All lines below must be repeated exactly, with the pictures omitted.

──────────────────────────────

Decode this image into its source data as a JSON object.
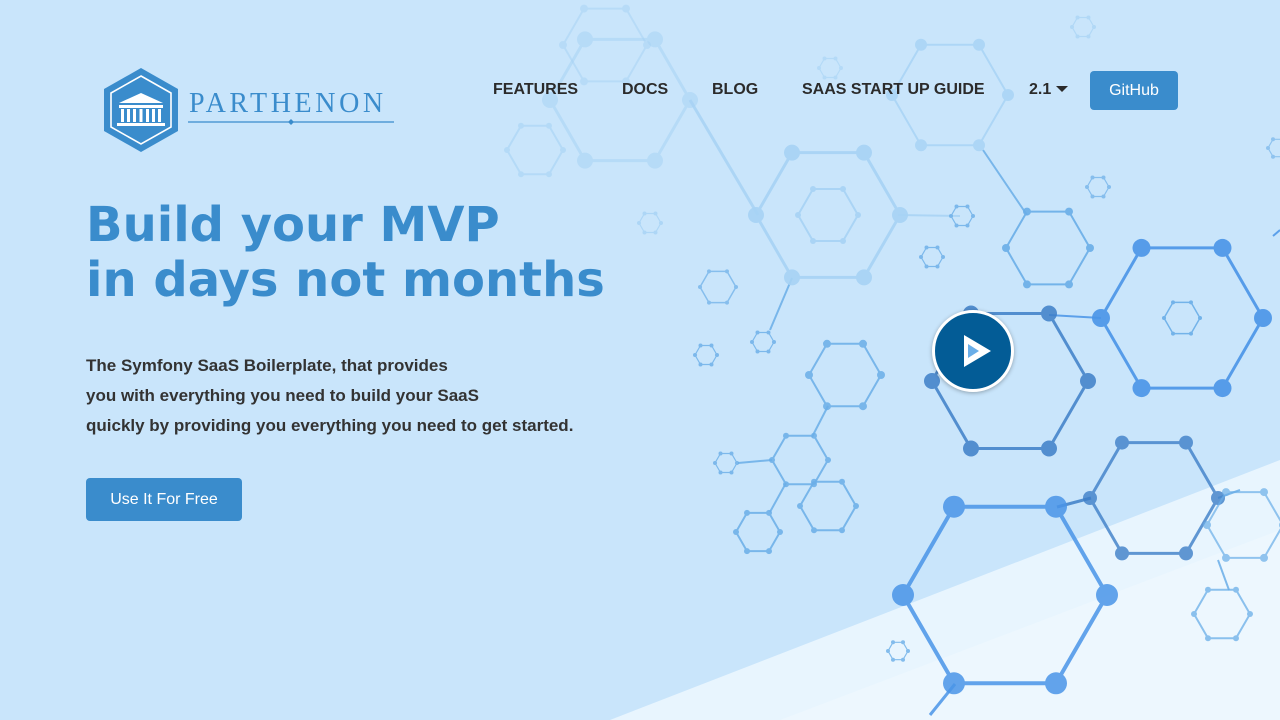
{
  "brand": {
    "name": "PARTHENON",
    "logo_icon": "parthenon-temple-icon"
  },
  "nav": {
    "items": [
      {
        "label": "FEATURES"
      },
      {
        "label": "DOCS"
      },
      {
        "label": "BLOG"
      },
      {
        "label": "SAAS START UP GUIDE"
      }
    ],
    "version": "2.1",
    "github_label": "GitHub"
  },
  "hero": {
    "title_line1": "Build your MVP",
    "title_line2": "in days not months",
    "description_lines": [
      "The Symfony SaaS Boilerplate, that provides",
      "you with everything you need to build your SaaS",
      "quickly by providing you everything you need to get started."
    ],
    "cta_label": "Use It For Free",
    "play_icon": "play-icon"
  },
  "colors": {
    "background": "#c9e5fb",
    "accent": "#3a8ccc",
    "play_button": "#035c96",
    "text_dark": "#333333",
    "molecule_light": "#a7d3f5",
    "molecule_mid": "#6aaee8",
    "molecule_bright": "#4a95e8",
    "molecule_dark": "#3e7fc8"
  }
}
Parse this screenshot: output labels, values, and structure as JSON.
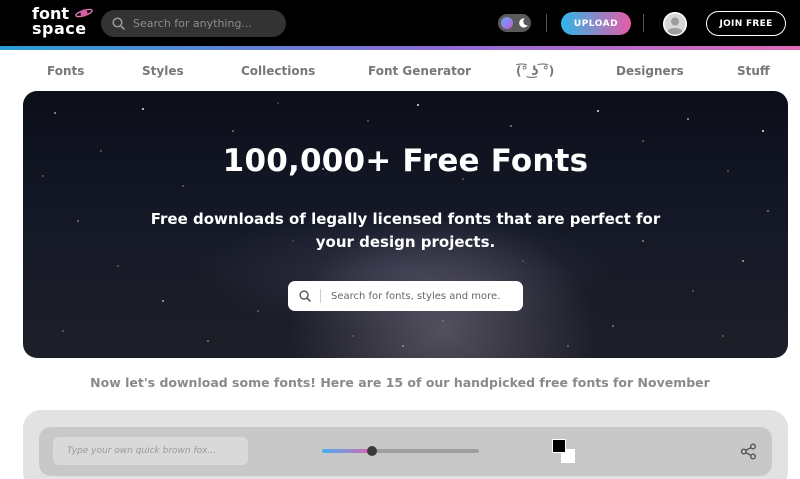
{
  "header": {
    "logo_line1": "font",
    "logo_line2": "space",
    "search_placeholder": "Search for anything...",
    "upload_label": "UPLOAD",
    "join_label": "JOIN FREE",
    "colors": {
      "background": "#000000",
      "accent_start": "#2db6e8",
      "accent_end": "#e55ca7"
    }
  },
  "nav": {
    "items": [
      {
        "label": "Fonts"
      },
      {
        "label": "Styles"
      },
      {
        "label": "Collections"
      },
      {
        "label": "Font Generator"
      },
      {
        "label": "(͡° ͜ʖ ͡°)"
      },
      {
        "label": "Designers"
      },
      {
        "label": "Stuff"
      }
    ]
  },
  "hero": {
    "title": "100,000+ Free Fonts",
    "subtitle": "Free downloads of legally licensed fonts that are perfect for your design projects.",
    "search_placeholder": "Search for fonts, styles and more."
  },
  "tagline": "Now let's download some fonts! Here are 15 of our handpicked free fonts for November",
  "preview": {
    "text_placeholder": "Type your own quick brown fox...",
    "font_size_fraction": 0.32,
    "foreground_color": "#000000",
    "background_color": "#ffffff"
  }
}
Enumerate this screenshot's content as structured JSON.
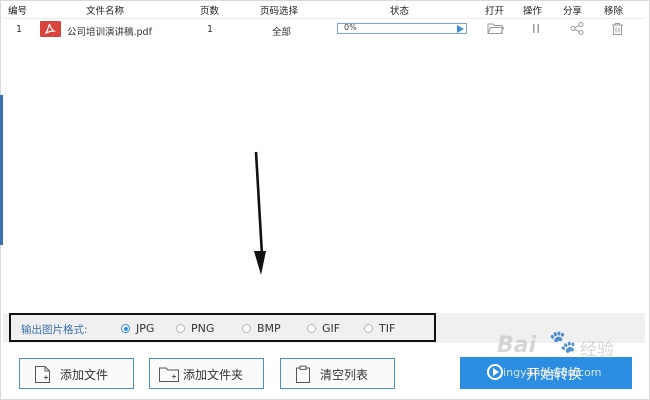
{
  "headers": {
    "index": "编号",
    "filename": "文件名称",
    "pages": "页数",
    "page_select": "页码选择",
    "status": "状态",
    "open": "打开",
    "operate": "操作",
    "share": "分享",
    "remove": "移除"
  },
  "files": [
    {
      "index": "1",
      "name": "公司培训演讲稿.pdf",
      "pages": "1",
      "page_select": "全部",
      "progress_text": "0%",
      "progress": 0.0
    }
  ],
  "format": {
    "label": "输出图片格式:",
    "options": [
      "JPG",
      "PNG",
      "BMP",
      "GIF",
      "TIF"
    ],
    "selected": "JPG"
  },
  "buttons": {
    "add_file": "添加文件",
    "add_folder": "添加文件夹",
    "clear_list": "清空列表",
    "start": "开始转换"
  },
  "watermark": {
    "brand": "Bai",
    "brand_cn": "经验",
    "url": "jingyan.baidu.com"
  },
  "colors": {
    "accent": "#2b8ee3",
    "pdf_red": "#d9453d",
    "label_blue": "#3a6fb0"
  }
}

──────────────────────────────

FINAL RESULT:
Decode this image into its source data as a JSON object.
{
  "brand": {
    "name": "PARTHENON",
    "logo_icon": "parthenon-temple-icon"
  },
  "nav": {
    "items": [
      {
        "label": "FEATURES"
      },
      {
        "label": "DOCS"
      },
      {
        "label": "BLOG"
      },
      {
        "label": "SAAS START UP GUIDE"
      }
    ],
    "version": "2.1",
    "github_label": "GitHub"
  },
  "hero": {
    "title_line1": "Build your MVP",
    "title_line2": "in days not months",
    "description_lines": [
      "The Symfony SaaS Boilerplate, that provides",
      "you with everything you need to build your SaaS",
      "quickly by providing you everything you need to get started."
    ],
    "cta_label": "Use It For Free",
    "play_icon": "play-icon"
  },
  "colors": {
    "background": "#c9e5fb",
    "accent": "#3a8ccc",
    "play_button": "#035c96",
    "text_dark": "#333333",
    "molecule_light": "#a7d3f5",
    "molecule_mid": "#6aaee8",
    "molecule_bright": "#4a95e8",
    "molecule_dark": "#3e7fc8"
  }
}
Parse this screenshot: output labels, values, and structure as JSON.
{
  "header": {
    "logo_line1": "font",
    "logo_line2": "space",
    "search_placeholder": "Search for anything...",
    "upload_label": "UPLOAD",
    "join_label": "JOIN FREE",
    "colors": {
      "background": "#000000",
      "accent_start": "#2db6e8",
      "accent_end": "#e55ca7"
    }
  },
  "nav": {
    "items": [
      {
        "label": "Fonts"
      },
      {
        "label": "Styles"
      },
      {
        "label": "Collections"
      },
      {
        "label": "Font Generator"
      },
      {
        "label": "(͡° ͜ʖ ͡°)"
      },
      {
        "label": "Designers"
      },
      {
        "label": "Stuff"
      }
    ]
  },
  "hero": {
    "title": "100,000+ Free Fonts",
    "subtitle": "Free downloads of legally licensed fonts that are perfect for your design projects.",
    "search_placeholder": "Search for fonts, styles and more."
  },
  "tagline": "Now let's download some fonts! Here are 15 of our handpicked free fonts for November",
  "preview": {
    "text_placeholder": "Type your own quick brown fox...",
    "font_size_fraction": 0.32,
    "foreground_color": "#000000",
    "background_color": "#ffffff"
  }
}
Enumerate this screenshot's content as structured JSON.
{
  "headers": {
    "index": "编号",
    "filename": "文件名称",
    "pages": "页数",
    "page_select": "页码选择",
    "status": "状态",
    "open": "打开",
    "operate": "操作",
    "share": "分享",
    "remove": "移除"
  },
  "files": [
    {
      "index": "1",
      "name": "公司培训演讲稿.pdf",
      "pages": "1",
      "page_select": "全部",
      "progress_text": "0%",
      "progress": 0.0
    }
  ],
  "format": {
    "label": "输出图片格式:",
    "options": [
      "JPG",
      "PNG",
      "BMP",
      "GIF",
      "TIF"
    ],
    "selected": "JPG"
  },
  "buttons": {
    "add_file": "添加文件",
    "add_folder": "添加文件夹",
    "clear_list": "清空列表",
    "start": "开始转换"
  },
  "watermark": {
    "brand": "Bai",
    "brand_cn": "经验",
    "url": "jingyan.baidu.com"
  },
  "colors": {
    "accent": "#2b8ee3",
    "pdf_red": "#d9453d",
    "label_blue": "#3a6fb0"
  }
}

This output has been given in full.